## Start SOURCE

DHCP stands for Dynamic Host Control Protocol and with this protocol a new host on the network can issue a request for IP information. The DHCP server will then provide the host with all of the necessary information it needs to communicate on the network, such as its IP address and netmask and the gateway and DNS servers to use. To install the DHCP server software dhcp3-server:

# apt-get install dhcp3-server

After installation the DHCP server will give an error and will not start, this is normal as we need to first configure the server settings. Here is the topology that we will be using:

Note: Please set your server and desktop VMs to “Bridged Mode”

Next we need to setup a static IP address for the DHCP server. We will need to edit the /etc/network/interfaces file.

# nano /etc/network/interfaces

This file should look as follows:  First we see the loopback network interface,

auto lo
iface lo inet loopback

then the primary network interface,

auto eth0
iface eth0 inet dhcp

Comment out the line iface eth0 inet dhcp and replace with the following lines:

iface eth0 inet static
address 192.168.1.200
netmask 255.255.255.0
gateway 192.168.1.1

Next, edit the DHCP configuration file /etc/dhcp3/dhcpd.conf. First make a backup copy:

# cp /etc/dhcp3/dhcpd.conf  dhcpd.backup
# nano /etc/dhcp3/dhcpd.conf

Next we will need to write a subnet declaration, a listing of the IP addresses the DHCP server will hand out to client systems. The file comes with sample subnet declarations; the easiest way to write your own is to remove the comment marks (the # marks) from the lines and enter in your own values. Here, for instance, is what a subnet declaration would look like for a network segment addressed 192.168.1.0, with a subnet mask of 255.255.255.0, with the DHCP server configured to use an address range from 192.168.1.1 to 192.168.1.100:

subnet 192.168.1.0 netmask 255.255.255.0 {
range 192.168.1.10 192.168.1.100;
option routers 192.168.1.1;
option domain-name-servers 192.168.1.2, 192.168.1.3;
default-lease-time 6000;
max-lease-time 72000;
}

You can use static DHCP assignments along with a dynamic DHCP subnet declaration if you want. If a server matches a static assignment, it will get that address; otherwise it will default with an address in the dynamic range. Each host that gets a static assignment needs its own host declaration. For instance, here is a host declaration for a host with a MAC address of 00:1f:f3:50:de:14 that will be assigned 10.1.1.10:

host myserver {
hardware ethernet 00:0c:c0:ff:ee:00;
option host-name "myserver";
fixed-address 192.168.1.20;
}

Next you will need to edit one more file, the /etc/default/dhcp3-server file, to configure which network interfaces the DHCP server will listen on for client requests:

# nano /etc/default/dhcp3-server

Once editing the file, look for the line marked INTERFACES. You’ll need to edit that to allow the DHCP server to listen for requests on your system’s Ethernet card, which is usually eth0:

INTERFACES=”eth0″

Save the file, exit your text editor, and reboot your Ubuntu 10.10 Maverick Meerkat system. Once the system restarts, you can launch the DHCP server with this command:

# /etc/init.d/dhcp3-server start
or
# service dhcp3-server start
# service dhcp3-server restart
# service dhcp3-server stop

FTP Server

File Transfer Protocol (FTP) is a TCP protocol for uploading and downloading files between computers. FTP works on a client/server model. The server component is called an FTP daemon. It continuously listens for FTP requests from remote clients. When a request is received, it manages the login and sets up the connection. For the duration of the session it executes any of commands sent by the FTP client.

## End SOURCE
## Start RECORD EXTRACTS

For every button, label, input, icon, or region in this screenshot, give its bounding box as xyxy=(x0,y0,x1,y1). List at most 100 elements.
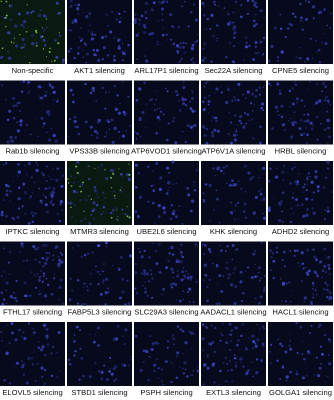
cell-nucleus xyxy=(211,131,214,134)
cell-nucleus xyxy=(306,133,309,137)
cell-nucleus xyxy=(262,53,265,55)
cell-nucleus xyxy=(213,0,216,3)
cell-nucleus xyxy=(312,191,315,194)
cell-nucleus xyxy=(179,42,182,45)
cell-nucleus xyxy=(104,35,108,38)
cell-nucleus xyxy=(302,214,306,218)
cell-nucleus xyxy=(301,28,304,32)
cell-nucleus xyxy=(32,328,34,330)
cell-nucleus xyxy=(208,111,210,114)
cell-nucleus xyxy=(38,340,40,343)
cell-nucleus xyxy=(326,288,329,292)
cell-nucleus xyxy=(161,0,165,4)
cell-nucleus xyxy=(305,126,308,129)
cell-nucleus xyxy=(220,289,224,294)
cell-nucleus xyxy=(179,110,181,113)
cell-nucleus xyxy=(134,131,137,134)
cell-nucleus xyxy=(179,109,181,111)
cell-nucleus xyxy=(259,9,263,13)
cell-nucleus xyxy=(215,87,219,91)
cell-nucleus xyxy=(152,189,156,193)
cell-nucleus xyxy=(246,266,250,269)
cell-nucleus xyxy=(303,119,307,123)
green-signal xyxy=(126,206,128,208)
cell-nucleus xyxy=(101,57,104,61)
cell-nucleus xyxy=(232,133,237,137)
cell-nucleus xyxy=(310,325,313,327)
cell-nucleus xyxy=(327,101,330,104)
cell-nucleus xyxy=(190,11,193,14)
cell-nucleus xyxy=(27,221,31,225)
cell-nucleus xyxy=(41,243,46,248)
cell-nucleus xyxy=(104,291,108,295)
cell-nucleus xyxy=(184,276,186,278)
cell-nucleus xyxy=(170,380,173,383)
cell-nucleus xyxy=(195,40,198,43)
cell-nucleus xyxy=(259,192,263,196)
cell-nucleus xyxy=(62,302,65,306)
cell-nucleus xyxy=(86,289,89,292)
cell-nucleus xyxy=(52,186,56,191)
cell-nucleus xyxy=(91,88,96,93)
cell-nucleus xyxy=(102,46,106,50)
cell-nucleus xyxy=(289,182,292,185)
cell-nucleus xyxy=(236,57,239,60)
cell-nucleus xyxy=(45,278,48,280)
cell-nucleus xyxy=(232,272,235,274)
cell-nucleus xyxy=(317,48,321,52)
cell-nucleus xyxy=(214,92,216,94)
cell-nucleus xyxy=(272,259,276,263)
cell-nucleus xyxy=(179,328,182,331)
cell-nucleus xyxy=(281,191,285,195)
cell-nucleus xyxy=(202,200,206,203)
cell-nucleus xyxy=(176,258,179,261)
cell-nucleus xyxy=(245,45,249,49)
cell-nucleus xyxy=(19,123,23,127)
cell-nucleus xyxy=(302,267,305,270)
cell-nucleus xyxy=(16,215,20,219)
cell-nucleus xyxy=(79,199,82,202)
cell-nucleus xyxy=(133,17,137,21)
cell-nucleus xyxy=(321,90,324,93)
cell-nucleus xyxy=(92,201,96,205)
cell-nucleus xyxy=(321,276,323,279)
cell-nucleus xyxy=(56,99,59,102)
cell-nucleus xyxy=(145,103,148,106)
cell-nucleus xyxy=(241,323,245,326)
cell-nucleus xyxy=(43,323,47,327)
cell-nucleus xyxy=(42,194,45,196)
cell-nucleus xyxy=(203,5,205,7)
cell-nucleus xyxy=(7,31,11,35)
micrograph xyxy=(268,161,333,225)
cell-nucleus xyxy=(45,26,48,29)
cell-nucleus xyxy=(14,338,18,342)
cell-nucleus xyxy=(113,55,116,58)
cell-nucleus xyxy=(22,363,25,366)
cell-nucleus xyxy=(136,215,140,219)
cell-nucleus xyxy=(184,103,188,107)
cell-nucleus xyxy=(299,118,303,122)
cell-nucleus xyxy=(76,52,80,55)
cell-nucleus xyxy=(282,250,286,254)
cell-nucleus xyxy=(113,190,115,193)
cell-nucleus xyxy=(82,56,84,58)
cell-nucleus xyxy=(184,51,187,53)
cell-nucleus xyxy=(8,381,12,385)
cell-nucleus xyxy=(56,351,58,354)
cell-nucleus xyxy=(190,209,193,213)
cell-nucleus xyxy=(7,51,9,53)
cell-nucleus xyxy=(105,277,109,281)
cell-nucleus xyxy=(262,212,264,215)
cell-nucleus xyxy=(215,189,218,192)
micrograph xyxy=(268,241,333,306)
cell-nucleus xyxy=(326,24,329,27)
cell-nucleus xyxy=(240,122,243,125)
cell-nucleus xyxy=(276,82,280,86)
cell-nucleus xyxy=(38,13,42,17)
cell-nucleus xyxy=(256,217,258,219)
cell-nucleus xyxy=(289,23,293,27)
panel: AKT1 silencing xyxy=(67,0,132,75)
cell-nucleus xyxy=(321,82,325,86)
cell-nucleus xyxy=(23,336,27,341)
cell-nucleus xyxy=(184,368,187,371)
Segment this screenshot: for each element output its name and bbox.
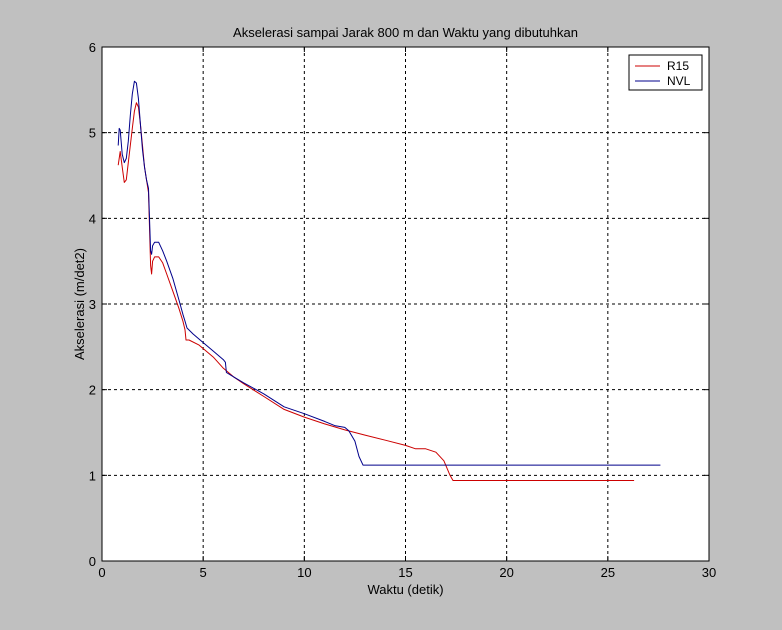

## End RECORD EXTRACTS

Pick up the server setup tutorial after its last sentence and carry it on.

* [OUTPUT FOR THIS EXERCISE]:
Note: Please set your server VM to “NAT Mode” to download from the Internet. Do this by editing /etc/networking/interfaces to enable DHCP from VMware. Switch back to static IP when done.

Some links to get you started:

https://help.ubuntu.com/10.10/serverguide/C/ftp-server.html

http://www.jonathanmoeller.com/screed/?p=2127

OpenSSH

ServerOpenSSH is a freely available version of the Secure Shell (SSH) protocol family of tools for remotely controlling a computer or transferring files between computers. Traditional tools used to accomplish these functions, such as telnet or rcp, are insecure and transmit the user’s password in cleartext when used. OpenSSH provides a server daemon and client tools to facilitate secure, encrypted remote control and file transfer operations, effectively replacing the legacy tools.

Note: Please set your server VM to “NAT Mode” to download from the Internet. Do this by editing /etc/networking/interfaces to enable DHCP from VMware. Switch back to static IP when done.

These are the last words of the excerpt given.